__TAREA__. Indica qué olvida en su casa el chico protagonista, según el texto sobre All-Bran.

ALL-BRAN: UNA HISTORIA DE AMOR

Todos conocemos esta microteleserie; posiblemente una de las de mayor audiencia del país, que cuenta la historia de un chico que olvida el DNI en su casa fatalmente tropezando en un organismo público con una funcionaria que le recrimina el despiste y le insta a volver otro día. El protagonista, un tipo seguro de sí mismo y osado le espeta a ella tras su negación: “¡A lo mejor lo que usted necesita es cagar!” (en la versión del director). La chica que estaba premenstrual y por tanto vulnerable regresa a su hogar fulminada por la revelación y se entrega a la causa de vencer el extreñimiento para mejorar su vida y conquistar consecuentemente al tipo que le abrió los ojos y fluidificó su organismo.

Vuelven a encontrarse más tarde; esta vez ella va peinada y ha ido bien. Está resplandeciente. Se sonríen y hacen leves movimientos pendulares de apareamiento sutil.

__DATOS PROPORCIONADOS__.
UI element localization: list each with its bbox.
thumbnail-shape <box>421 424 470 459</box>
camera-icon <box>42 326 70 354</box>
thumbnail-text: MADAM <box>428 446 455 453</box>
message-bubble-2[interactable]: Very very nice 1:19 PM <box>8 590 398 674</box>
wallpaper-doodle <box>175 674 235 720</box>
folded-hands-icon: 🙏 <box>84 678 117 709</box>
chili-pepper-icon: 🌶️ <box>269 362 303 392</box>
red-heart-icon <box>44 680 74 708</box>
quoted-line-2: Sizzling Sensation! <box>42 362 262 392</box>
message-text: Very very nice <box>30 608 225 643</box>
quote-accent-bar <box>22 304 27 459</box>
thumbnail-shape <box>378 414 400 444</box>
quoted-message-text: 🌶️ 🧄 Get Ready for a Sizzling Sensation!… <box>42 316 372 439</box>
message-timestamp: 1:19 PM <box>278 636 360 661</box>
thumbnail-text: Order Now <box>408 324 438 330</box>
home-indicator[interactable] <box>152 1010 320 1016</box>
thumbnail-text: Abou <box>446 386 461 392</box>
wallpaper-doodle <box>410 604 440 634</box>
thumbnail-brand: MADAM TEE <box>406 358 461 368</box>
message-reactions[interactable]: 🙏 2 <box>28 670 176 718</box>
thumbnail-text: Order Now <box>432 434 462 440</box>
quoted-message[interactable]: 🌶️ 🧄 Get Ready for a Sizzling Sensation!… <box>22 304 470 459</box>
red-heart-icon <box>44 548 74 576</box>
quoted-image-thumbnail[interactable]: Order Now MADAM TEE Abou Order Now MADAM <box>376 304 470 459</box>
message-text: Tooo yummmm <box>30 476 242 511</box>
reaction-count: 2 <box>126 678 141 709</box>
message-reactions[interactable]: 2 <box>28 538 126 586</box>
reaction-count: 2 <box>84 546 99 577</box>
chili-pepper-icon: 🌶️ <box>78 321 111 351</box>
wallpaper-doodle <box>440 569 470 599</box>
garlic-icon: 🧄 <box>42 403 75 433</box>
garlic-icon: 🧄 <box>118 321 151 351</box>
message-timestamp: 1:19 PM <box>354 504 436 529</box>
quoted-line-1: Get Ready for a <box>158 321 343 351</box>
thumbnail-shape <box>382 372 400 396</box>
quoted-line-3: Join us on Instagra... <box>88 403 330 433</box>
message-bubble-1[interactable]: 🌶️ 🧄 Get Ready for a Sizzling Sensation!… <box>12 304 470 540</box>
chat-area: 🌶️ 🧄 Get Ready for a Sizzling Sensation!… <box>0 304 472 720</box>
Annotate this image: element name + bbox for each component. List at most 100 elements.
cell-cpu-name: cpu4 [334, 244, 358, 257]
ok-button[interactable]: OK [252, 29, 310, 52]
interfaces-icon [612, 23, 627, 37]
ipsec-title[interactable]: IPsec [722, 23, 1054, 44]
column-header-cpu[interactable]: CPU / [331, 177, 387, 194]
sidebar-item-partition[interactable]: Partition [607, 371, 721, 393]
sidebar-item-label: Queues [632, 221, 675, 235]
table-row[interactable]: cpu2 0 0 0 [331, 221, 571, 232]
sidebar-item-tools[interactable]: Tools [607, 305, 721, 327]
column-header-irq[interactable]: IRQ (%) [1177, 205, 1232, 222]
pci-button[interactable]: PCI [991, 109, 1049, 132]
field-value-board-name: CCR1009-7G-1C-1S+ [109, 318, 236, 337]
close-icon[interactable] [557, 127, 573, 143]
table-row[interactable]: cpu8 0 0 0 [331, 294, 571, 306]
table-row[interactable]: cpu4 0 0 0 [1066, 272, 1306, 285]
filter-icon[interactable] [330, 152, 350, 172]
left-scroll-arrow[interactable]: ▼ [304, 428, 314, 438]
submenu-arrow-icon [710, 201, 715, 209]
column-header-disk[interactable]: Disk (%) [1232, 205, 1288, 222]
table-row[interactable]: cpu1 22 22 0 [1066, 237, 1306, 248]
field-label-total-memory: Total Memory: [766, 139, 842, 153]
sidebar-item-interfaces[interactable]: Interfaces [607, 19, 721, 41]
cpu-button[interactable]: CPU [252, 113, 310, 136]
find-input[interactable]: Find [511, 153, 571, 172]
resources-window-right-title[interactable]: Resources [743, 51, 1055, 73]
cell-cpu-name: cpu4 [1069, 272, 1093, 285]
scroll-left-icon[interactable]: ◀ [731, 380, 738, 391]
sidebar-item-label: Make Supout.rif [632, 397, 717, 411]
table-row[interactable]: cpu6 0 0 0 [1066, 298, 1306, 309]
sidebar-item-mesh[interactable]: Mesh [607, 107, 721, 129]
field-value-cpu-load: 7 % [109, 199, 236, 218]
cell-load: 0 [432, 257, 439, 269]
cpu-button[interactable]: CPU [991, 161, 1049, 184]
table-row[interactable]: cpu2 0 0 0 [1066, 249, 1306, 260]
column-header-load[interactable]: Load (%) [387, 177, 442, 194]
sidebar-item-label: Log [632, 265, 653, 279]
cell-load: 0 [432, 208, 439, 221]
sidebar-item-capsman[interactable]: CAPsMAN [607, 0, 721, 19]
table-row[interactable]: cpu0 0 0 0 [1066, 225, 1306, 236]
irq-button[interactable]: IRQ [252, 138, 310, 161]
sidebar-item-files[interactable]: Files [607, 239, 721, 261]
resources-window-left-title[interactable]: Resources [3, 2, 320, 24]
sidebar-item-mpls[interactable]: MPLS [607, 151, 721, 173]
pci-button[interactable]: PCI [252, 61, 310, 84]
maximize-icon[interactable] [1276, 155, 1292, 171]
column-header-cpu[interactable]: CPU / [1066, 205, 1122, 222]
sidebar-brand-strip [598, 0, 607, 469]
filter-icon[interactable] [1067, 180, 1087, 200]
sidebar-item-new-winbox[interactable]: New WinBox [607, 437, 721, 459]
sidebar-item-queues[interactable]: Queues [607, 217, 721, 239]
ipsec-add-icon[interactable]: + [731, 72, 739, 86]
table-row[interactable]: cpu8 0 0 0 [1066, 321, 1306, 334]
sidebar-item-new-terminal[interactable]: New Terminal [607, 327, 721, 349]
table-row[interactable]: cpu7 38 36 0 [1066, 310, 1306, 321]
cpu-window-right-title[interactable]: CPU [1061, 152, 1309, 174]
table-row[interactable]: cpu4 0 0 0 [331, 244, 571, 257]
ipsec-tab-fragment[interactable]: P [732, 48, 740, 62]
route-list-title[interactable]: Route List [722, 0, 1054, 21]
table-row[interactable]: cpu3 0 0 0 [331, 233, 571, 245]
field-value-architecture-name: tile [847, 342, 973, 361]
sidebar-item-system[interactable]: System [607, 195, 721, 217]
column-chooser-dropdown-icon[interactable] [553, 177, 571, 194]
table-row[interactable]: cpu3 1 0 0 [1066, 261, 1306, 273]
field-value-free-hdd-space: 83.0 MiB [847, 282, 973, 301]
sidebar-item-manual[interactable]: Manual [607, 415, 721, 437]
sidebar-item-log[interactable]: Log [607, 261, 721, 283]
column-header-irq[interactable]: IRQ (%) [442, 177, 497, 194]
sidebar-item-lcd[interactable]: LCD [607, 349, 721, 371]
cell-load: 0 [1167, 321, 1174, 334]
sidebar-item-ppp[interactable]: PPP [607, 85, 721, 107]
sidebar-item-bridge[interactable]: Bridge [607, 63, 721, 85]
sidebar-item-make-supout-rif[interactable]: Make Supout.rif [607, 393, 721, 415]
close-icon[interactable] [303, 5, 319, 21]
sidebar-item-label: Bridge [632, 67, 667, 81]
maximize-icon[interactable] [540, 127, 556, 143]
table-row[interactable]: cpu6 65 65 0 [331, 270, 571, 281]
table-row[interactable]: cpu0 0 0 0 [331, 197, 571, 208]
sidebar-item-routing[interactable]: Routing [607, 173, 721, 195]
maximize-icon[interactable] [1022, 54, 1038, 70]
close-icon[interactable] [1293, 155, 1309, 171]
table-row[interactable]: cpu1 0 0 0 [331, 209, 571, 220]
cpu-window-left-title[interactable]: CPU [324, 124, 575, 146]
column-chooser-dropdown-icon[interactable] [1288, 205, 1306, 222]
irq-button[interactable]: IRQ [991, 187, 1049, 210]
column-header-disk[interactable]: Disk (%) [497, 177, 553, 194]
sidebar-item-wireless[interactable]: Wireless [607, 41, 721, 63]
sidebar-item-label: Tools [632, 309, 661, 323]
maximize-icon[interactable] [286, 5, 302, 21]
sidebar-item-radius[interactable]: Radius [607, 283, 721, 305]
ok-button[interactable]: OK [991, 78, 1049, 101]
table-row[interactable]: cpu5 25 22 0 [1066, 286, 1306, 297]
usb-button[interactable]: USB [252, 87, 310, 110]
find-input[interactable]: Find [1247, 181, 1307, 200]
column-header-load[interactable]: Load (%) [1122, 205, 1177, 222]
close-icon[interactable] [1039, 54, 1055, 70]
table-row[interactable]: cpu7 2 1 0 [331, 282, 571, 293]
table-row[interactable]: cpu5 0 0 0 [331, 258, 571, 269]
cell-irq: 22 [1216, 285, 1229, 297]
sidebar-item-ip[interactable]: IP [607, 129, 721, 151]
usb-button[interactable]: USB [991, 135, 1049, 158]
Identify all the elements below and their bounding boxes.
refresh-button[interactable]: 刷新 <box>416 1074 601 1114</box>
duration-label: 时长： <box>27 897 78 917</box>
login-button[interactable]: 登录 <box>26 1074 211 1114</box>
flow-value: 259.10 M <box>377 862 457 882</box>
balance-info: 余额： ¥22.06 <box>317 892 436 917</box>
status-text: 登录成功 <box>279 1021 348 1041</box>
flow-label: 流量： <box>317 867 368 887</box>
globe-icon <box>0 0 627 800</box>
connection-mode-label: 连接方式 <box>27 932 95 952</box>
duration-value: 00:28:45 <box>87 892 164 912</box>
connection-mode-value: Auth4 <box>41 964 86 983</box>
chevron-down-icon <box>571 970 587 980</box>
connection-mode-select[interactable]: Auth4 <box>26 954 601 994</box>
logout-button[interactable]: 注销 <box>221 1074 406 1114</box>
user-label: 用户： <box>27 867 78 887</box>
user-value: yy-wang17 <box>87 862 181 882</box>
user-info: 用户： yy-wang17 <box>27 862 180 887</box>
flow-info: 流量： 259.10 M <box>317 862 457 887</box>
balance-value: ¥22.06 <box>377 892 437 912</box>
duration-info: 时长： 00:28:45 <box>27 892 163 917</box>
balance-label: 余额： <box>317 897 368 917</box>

__RESPUESTA__. El chico olvida el DNI en su casa.